Saved data entries
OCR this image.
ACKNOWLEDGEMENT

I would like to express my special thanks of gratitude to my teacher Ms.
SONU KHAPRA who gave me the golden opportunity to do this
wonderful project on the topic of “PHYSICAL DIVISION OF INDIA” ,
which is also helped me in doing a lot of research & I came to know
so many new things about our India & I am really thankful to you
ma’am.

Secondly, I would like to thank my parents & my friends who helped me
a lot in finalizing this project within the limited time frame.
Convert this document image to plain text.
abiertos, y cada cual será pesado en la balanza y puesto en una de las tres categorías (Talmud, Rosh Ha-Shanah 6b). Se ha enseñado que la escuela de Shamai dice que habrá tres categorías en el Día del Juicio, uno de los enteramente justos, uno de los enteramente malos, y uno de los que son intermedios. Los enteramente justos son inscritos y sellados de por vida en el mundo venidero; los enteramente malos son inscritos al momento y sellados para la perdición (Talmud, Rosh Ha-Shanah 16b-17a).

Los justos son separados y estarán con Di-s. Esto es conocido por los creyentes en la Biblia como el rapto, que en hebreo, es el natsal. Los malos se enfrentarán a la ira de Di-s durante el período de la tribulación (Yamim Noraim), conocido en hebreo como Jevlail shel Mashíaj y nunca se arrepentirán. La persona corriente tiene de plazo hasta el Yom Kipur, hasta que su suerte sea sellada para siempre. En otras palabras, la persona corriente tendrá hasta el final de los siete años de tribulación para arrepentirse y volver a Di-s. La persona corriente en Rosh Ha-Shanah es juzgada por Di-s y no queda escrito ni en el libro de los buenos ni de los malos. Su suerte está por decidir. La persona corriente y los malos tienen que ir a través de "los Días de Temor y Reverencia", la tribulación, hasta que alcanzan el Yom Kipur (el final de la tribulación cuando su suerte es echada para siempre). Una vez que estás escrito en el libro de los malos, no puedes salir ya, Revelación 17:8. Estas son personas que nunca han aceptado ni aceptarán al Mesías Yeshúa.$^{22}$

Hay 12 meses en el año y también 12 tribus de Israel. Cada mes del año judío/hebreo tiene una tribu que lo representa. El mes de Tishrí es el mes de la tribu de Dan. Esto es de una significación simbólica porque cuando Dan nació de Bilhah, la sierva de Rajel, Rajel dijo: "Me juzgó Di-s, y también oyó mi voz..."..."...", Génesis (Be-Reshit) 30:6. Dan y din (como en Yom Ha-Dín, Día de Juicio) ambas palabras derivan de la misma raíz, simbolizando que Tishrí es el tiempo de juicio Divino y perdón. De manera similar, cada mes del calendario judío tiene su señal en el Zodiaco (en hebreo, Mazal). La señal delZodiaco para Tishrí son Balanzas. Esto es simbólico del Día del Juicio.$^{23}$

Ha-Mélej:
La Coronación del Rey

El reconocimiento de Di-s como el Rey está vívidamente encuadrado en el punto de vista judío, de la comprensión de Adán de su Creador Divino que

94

### Required work
List every line above that contains the word "would".

### Task response
I would like to express my special thanks of gratitude to my teacher Ms.
Secondly, I would like to thank my parents & my friends who helped me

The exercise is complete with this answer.